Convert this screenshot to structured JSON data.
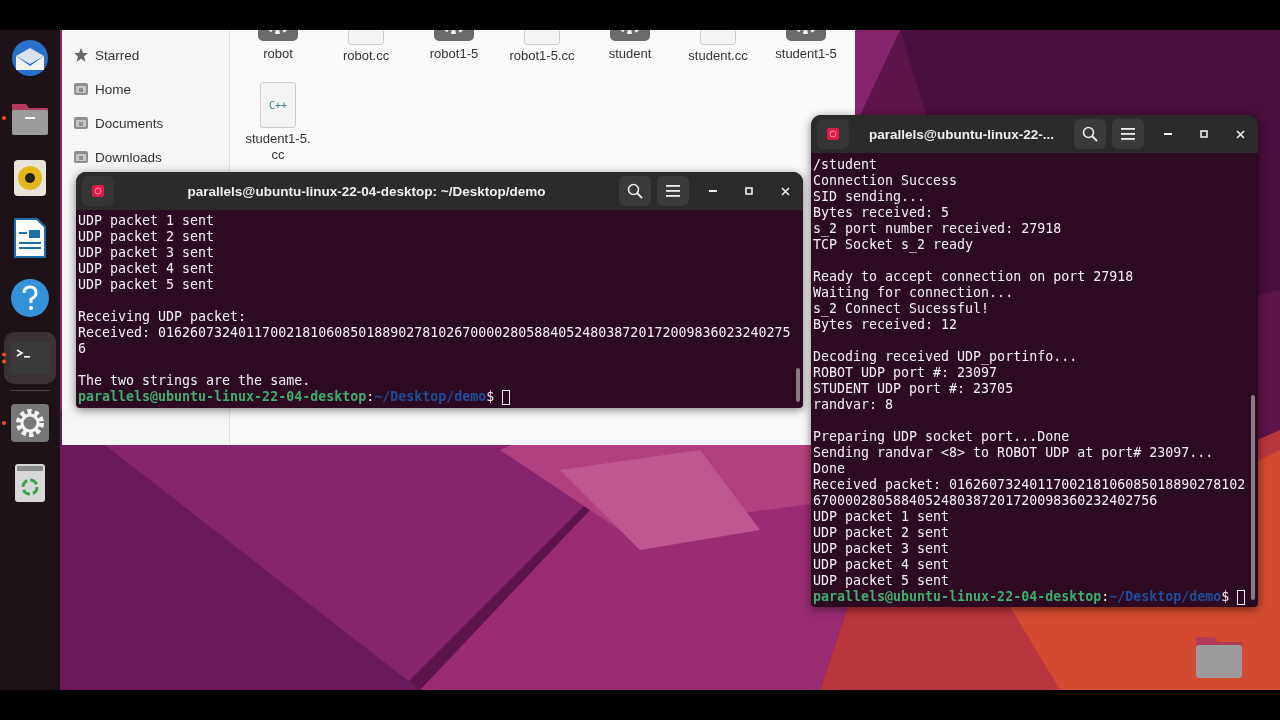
{
  "dock": {
    "items": [
      {
        "kind": "mail",
        "running": false,
        "active": false
      },
      {
        "kind": "files",
        "running": true,
        "multiple_windows": false,
        "active": false
      },
      {
        "kind": "music",
        "running": false,
        "active": false
      },
      {
        "kind": "writer",
        "running": false,
        "active": false
      },
      {
        "kind": "help",
        "running": false,
        "active": false
      },
      {
        "kind": "terminal",
        "running": true,
        "multiple_windows": true,
        "active": true
      },
      {
        "kind": "settings",
        "running": true,
        "multiple_windows": false,
        "active": false
      },
      {
        "kind": "trash",
        "running": false,
        "active": false
      }
    ]
  },
  "file_manager": {
    "sidebar": {
      "items": [
        {
          "kind": "starred",
          "label": "Starred"
        },
        {
          "kind": "folder",
          "label": "Home"
        },
        {
          "kind": "folder",
          "label": "Documents"
        },
        {
          "kind": "folder",
          "label": "Downloads"
        }
      ]
    },
    "files": [
      {
        "name": "robot",
        "kind": "executable"
      },
      {
        "name": "robot.cc",
        "kind": "source"
      },
      {
        "name": "robot1-5",
        "kind": "executable"
      },
      {
        "name": "robot1-5.cc",
        "kind": "source"
      },
      {
        "name": "student",
        "kind": "executable"
      },
      {
        "name": "student.cc",
        "kind": "source"
      },
      {
        "name": "student1-5",
        "kind": "executable"
      },
      {
        "name": "student1-5.cc",
        "kind": "source",
        "icon_text": "C++"
      }
    ]
  },
  "terminals": [
    {
      "title": "parallels@ubuntu-linux-22-04-desktop: ~/Desktop/demo",
      "lines": [
        {
          "text": "UDP packet 1 sent"
        },
        {
          "text": "UDP packet 2 sent"
        },
        {
          "text": "UDP packet 3 sent"
        },
        {
          "text": "UDP packet 4 sent"
        },
        {
          "text": "UDP packet 5 sent"
        },
        {
          "kind": "blank"
        },
        {
          "text": "Receiving UDP packet:"
        },
        {
          "text": "Received: 0162607324011700218106085018890278102670000280588405248038720172009836023240275"
        },
        {
          "text": "6"
        },
        {
          "kind": "blank"
        },
        {
          "text": "The two strings are the same."
        },
        {
          "kind": "prompt",
          "user": "parallels@ubuntu-linux-22-04-desktop",
          "sep": ":",
          "path": "~/Desktop/demo",
          "sign": "$"
        }
      ]
    },
    {
      "title": "parallels@ubuntu-linux-22-...",
      "lines": [
        {
          "text": "/student"
        },
        {
          "text": "Connection Success"
        },
        {
          "text": "SID sending..."
        },
        {
          "text": "Bytes received: 5"
        },
        {
          "text": "s_2 port number received: 27918"
        },
        {
          "text": "TCP Socket s_2 ready"
        },
        {
          "kind": "blank"
        },
        {
          "text": "Ready to accept connection on port 27918"
        },
        {
          "text": "Waiting for connection..."
        },
        {
          "text": "s_2 Connect Sucessful!"
        },
        {
          "text": "Bytes received: 12"
        },
        {
          "kind": "blank"
        },
        {
          "text": "Decoding received UDP_portinfo..."
        },
        {
          "text": "ROBOT UDP port #: 23097"
        },
        {
          "text": "STUDENT UDP port #: 23705"
        },
        {
          "text": "randvar: 8"
        },
        {
          "kind": "blank"
        },
        {
          "text": "Preparing UDP socket port...Done"
        },
        {
          "text": "Sending randvar <8> to ROBOT UDP at port# 23097..."
        },
        {
          "text": "Done"
        },
        {
          "text": "Received packet: 0162607324011700218106085018890278102"
        },
        {
          "text": "6700002805884052480387201720098360232402756"
        },
        {
          "text": "UDP packet 1 sent"
        },
        {
          "text": "UDP packet 2 sent"
        },
        {
          "text": "UDP packet 3 sent"
        },
        {
          "text": "UDP packet 4 sent"
        },
        {
          "text": "UDP packet 5 sent"
        },
        {
          "kind": "prompt",
          "user": "parallels@ubuntu-linux-22-04-desktop",
          "sep": ":",
          "path": "~/Desktop/demo",
          "sign": "$"
        }
      ]
    }
  ]
}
• • • •
Challenge » Retype the records exactly. Any image in them should not appear in what you write.

Result »
Convert this screenshot to structured JSON data.
{
  "dock": {
    "items": [
      {
        "kind": "mail",
        "running": false,
        "active": false
      },
      {
        "kind": "files",
        "running": true,
        "multiple_windows": false,
        "active": false
      },
      {
        "kind": "music",
        "running": false,
        "active": false
      },
      {
        "kind": "writer",
        "running": false,
        "active": false
      },
      {
        "kind": "help",
        "running": false,
        "active": false
      },
      {
        "kind": "terminal",
        "running": true,
        "multiple_windows": true,
        "active": true
      },
      {
        "kind": "settings",
        "running": true,
        "multiple_windows": false,
        "active": false
      },
      {
        "kind": "trash",
        "running": false,
        "active": false
      }
    ]
  },
  "file_manager": {
    "sidebar": {
      "items": [
        {
          "kind": "starred",
          "label": "Starred"
        },
        {
          "kind": "folder",
          "label": "Home"
        },
        {
          "kind": "folder",
          "label": "Documents"
        },
        {
          "kind": "folder",
          "label": "Downloads"
        }
      ]
    },
    "files": [
      {
        "name": "robot",
        "kind": "executable"
      },
      {
        "name": "robot.cc",
        "kind": "source"
      },
      {
        "name": "robot1-5",
        "kind": "executable"
      },
      {
        "name": "robot1-5.cc",
        "kind": "source"
      },
      {
        "name": "student",
        "kind": "executable"
      },
      {
        "name": "student.cc",
        "kind": "source"
      },
      {
        "name": "student1-5",
        "kind": "executable"
      },
      {
        "name": "student1-5.cc",
        "kind": "source",
        "icon_text": "C++"
      }
    ]
  },
  "terminals": [
    {
      "title": "parallels@ubuntu-linux-22-04-desktop: ~/Desktop/demo",
      "lines": [
        {
          "text": "UDP packet 1 sent"
        },
        {
          "text": "UDP packet 2 sent"
        },
        {
          "text": "UDP packet 3 sent"
        },
        {
          "text": "UDP packet 4 sent"
        },
        {
          "text": "UDP packet 5 sent"
        },
        {
          "kind": "blank"
        },
        {
          "text": "Receiving UDP packet:"
        },
        {
          "text": "Received: 0162607324011700218106085018890278102670000280588405248038720172009836023240275"
        },
        {
          "text": "6"
        },
        {
          "kind": "blank"
        },
        {
          "text": "The two strings are the same."
        },
        {
          "kind": "prompt",
          "user": "parallels@ubuntu-linux-22-04-desktop",
          "sep": ":",
          "path": "~/Desktop/demo",
          "sign": "$"
        }
      ]
    },
    {
      "title": "parallels@ubuntu-linux-22-...",
      "lines": [
        {
          "text": "/student"
        },
        {
          "text": "Connection Success"
        },
        {
          "text": "SID sending..."
        },
        {
          "text": "Bytes received: 5"
        },
        {
          "text": "s_2 port number received: 27918"
        },
        {
          "text": "TCP Socket s_2 ready"
        },
        {
          "kind": "blank"
        },
        {
          "text": "Ready to accept connection on port 27918"
        },
        {
          "text": "Waiting for connection..."
        },
        {
          "text": "s_2 Connect Sucessful!"
        },
        {
          "text": "Bytes received: 12"
        },
        {
          "kind": "blank"
        },
        {
          "text": "Decoding received UDP_portinfo..."
        },
        {
          "text": "ROBOT UDP port #: 23097"
        },
        {
          "text": "STUDENT UDP port #: 23705"
        },
        {
          "text": "randvar: 8"
        },
        {
          "kind": "blank"
        },
        {
          "text": "Preparing UDP socket port...Done"
        },
        {
          "text": "Sending randvar <8> to ROBOT UDP at port# 23097..."
        },
        {
          "text": "Done"
        },
        {
          "text": "Received packet: 0162607324011700218106085018890278102"
        },
        {
          "text": "6700002805884052480387201720098360232402756"
        },
        {
          "text": "UDP packet 1 sent"
        },
        {
          "text": "UDP packet 2 sent"
        },
        {
          "text": "UDP packet 3 sent"
        },
        {
          "text": "UDP packet 4 sent"
        },
        {
          "text": "UDP packet 5 sent"
        },
        {
          "kind": "prompt",
          "user": "parallels@ubuntu-linux-22-04-desktop",
          "sep": ":",
          "path": "~/Desktop/demo",
          "sign": "$"
        }
      ]
    }
  ]
}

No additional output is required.